## Aim:
Tally every line of the material that includes "INFIRMARY", then give the tally and nothing else.

((

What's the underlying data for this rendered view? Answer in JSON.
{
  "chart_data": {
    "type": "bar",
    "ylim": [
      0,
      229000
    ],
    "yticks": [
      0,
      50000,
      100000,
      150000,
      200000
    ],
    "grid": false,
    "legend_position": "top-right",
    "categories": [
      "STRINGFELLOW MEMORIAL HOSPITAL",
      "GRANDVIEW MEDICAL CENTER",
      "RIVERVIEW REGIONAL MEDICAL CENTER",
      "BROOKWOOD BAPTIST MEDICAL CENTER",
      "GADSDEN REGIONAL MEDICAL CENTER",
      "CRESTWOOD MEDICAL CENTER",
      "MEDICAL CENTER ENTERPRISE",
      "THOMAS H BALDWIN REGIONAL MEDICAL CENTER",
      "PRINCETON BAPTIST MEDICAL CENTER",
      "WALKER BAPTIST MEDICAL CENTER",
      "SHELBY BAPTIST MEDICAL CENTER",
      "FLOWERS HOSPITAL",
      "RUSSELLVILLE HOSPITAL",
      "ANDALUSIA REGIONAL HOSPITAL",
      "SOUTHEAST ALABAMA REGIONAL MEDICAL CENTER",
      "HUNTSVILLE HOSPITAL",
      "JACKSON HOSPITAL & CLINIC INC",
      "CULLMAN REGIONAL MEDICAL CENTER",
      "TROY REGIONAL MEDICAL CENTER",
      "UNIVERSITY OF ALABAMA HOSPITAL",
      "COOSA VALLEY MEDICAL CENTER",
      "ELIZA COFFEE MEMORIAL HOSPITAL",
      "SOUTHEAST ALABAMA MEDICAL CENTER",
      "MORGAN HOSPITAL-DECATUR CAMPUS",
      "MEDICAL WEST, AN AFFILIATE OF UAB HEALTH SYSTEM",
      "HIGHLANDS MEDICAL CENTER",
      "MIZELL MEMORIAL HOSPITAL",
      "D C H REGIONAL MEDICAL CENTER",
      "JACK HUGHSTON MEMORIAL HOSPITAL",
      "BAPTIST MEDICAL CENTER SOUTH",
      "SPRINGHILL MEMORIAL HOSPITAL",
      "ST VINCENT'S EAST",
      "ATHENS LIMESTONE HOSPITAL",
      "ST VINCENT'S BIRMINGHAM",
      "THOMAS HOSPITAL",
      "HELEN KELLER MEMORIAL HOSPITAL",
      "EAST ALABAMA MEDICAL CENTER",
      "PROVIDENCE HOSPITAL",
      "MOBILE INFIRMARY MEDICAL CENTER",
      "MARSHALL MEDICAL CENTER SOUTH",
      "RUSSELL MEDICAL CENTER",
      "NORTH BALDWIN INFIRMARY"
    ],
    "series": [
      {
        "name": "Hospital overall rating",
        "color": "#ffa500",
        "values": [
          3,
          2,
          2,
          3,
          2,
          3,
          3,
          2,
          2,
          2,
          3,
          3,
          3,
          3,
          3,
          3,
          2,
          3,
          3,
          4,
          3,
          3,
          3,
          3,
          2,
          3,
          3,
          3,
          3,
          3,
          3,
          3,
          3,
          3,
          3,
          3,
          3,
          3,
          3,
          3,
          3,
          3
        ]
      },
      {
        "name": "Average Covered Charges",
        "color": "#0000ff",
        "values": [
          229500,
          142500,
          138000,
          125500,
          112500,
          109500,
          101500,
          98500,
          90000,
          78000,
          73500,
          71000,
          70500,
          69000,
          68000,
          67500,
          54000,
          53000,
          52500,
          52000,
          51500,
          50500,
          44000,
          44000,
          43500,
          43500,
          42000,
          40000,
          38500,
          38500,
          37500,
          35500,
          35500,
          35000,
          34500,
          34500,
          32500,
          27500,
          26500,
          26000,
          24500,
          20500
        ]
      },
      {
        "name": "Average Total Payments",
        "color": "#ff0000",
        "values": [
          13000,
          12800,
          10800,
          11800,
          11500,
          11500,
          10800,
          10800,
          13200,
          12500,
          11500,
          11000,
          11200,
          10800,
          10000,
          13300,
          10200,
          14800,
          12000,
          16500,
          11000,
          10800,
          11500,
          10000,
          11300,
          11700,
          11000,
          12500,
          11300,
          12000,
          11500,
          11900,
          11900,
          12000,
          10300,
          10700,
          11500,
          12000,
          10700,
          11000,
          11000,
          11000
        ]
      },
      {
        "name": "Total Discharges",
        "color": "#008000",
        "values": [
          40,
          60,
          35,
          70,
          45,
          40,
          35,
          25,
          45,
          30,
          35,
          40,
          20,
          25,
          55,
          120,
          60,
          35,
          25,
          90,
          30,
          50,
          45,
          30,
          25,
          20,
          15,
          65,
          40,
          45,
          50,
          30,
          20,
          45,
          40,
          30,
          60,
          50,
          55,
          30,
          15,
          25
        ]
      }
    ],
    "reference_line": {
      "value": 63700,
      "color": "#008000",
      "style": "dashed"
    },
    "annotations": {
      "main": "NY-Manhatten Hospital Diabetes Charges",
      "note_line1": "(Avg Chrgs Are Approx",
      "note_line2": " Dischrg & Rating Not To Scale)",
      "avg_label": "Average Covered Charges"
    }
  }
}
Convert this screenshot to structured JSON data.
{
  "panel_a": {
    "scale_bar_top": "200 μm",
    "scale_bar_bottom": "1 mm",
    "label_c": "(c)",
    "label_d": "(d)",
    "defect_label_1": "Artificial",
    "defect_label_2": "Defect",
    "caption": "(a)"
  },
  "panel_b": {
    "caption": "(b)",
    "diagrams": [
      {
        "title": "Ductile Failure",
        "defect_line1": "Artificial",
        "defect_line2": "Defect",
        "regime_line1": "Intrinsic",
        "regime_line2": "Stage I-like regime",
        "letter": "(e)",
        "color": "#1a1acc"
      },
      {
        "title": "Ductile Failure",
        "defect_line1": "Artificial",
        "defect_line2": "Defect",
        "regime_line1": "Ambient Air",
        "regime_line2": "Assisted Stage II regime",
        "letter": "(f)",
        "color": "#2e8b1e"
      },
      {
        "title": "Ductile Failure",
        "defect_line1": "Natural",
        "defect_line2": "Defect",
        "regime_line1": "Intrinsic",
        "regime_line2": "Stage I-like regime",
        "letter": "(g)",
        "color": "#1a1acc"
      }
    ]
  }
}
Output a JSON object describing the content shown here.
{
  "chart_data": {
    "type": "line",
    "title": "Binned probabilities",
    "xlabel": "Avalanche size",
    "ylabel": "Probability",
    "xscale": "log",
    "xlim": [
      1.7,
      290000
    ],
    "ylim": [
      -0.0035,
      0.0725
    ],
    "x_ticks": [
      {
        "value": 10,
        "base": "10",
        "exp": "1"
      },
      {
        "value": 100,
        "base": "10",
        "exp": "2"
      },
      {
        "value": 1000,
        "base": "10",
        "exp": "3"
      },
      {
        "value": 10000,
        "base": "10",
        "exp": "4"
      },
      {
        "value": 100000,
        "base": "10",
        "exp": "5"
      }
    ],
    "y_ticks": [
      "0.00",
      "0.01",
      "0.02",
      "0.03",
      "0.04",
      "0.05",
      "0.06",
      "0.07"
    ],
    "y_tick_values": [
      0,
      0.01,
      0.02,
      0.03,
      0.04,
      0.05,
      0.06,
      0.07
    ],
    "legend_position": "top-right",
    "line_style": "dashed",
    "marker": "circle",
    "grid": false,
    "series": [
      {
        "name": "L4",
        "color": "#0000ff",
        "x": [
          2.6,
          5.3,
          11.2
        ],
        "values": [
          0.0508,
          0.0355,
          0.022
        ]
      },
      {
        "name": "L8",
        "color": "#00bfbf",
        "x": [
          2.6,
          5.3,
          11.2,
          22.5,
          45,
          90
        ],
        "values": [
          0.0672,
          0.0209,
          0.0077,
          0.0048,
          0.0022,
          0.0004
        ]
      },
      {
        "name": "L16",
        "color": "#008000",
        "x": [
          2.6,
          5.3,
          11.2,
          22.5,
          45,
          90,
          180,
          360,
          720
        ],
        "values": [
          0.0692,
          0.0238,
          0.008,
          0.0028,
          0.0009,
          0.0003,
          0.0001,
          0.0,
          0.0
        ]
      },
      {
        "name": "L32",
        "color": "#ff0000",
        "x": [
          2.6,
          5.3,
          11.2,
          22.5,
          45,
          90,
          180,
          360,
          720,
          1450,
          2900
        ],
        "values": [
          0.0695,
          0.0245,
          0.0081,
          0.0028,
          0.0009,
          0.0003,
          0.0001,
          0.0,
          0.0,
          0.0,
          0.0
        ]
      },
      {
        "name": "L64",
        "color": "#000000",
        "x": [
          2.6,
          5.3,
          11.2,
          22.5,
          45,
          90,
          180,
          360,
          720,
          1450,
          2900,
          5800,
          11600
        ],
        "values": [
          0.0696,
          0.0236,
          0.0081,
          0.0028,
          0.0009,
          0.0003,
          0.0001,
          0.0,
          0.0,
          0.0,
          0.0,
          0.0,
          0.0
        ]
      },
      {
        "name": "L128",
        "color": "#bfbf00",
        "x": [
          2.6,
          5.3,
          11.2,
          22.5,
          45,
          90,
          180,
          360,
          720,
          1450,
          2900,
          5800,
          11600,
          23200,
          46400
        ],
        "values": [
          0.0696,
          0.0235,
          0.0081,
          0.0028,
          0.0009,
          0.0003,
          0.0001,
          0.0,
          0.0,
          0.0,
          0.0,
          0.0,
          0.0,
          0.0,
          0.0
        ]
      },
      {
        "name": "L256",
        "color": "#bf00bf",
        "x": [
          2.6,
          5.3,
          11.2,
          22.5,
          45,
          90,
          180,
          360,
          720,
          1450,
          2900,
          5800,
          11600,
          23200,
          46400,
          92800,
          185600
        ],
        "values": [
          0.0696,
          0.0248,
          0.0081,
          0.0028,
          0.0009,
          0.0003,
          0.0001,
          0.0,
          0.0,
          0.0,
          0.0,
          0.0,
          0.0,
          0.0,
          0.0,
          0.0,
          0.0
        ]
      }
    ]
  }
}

))

## Answer to the exercise:
2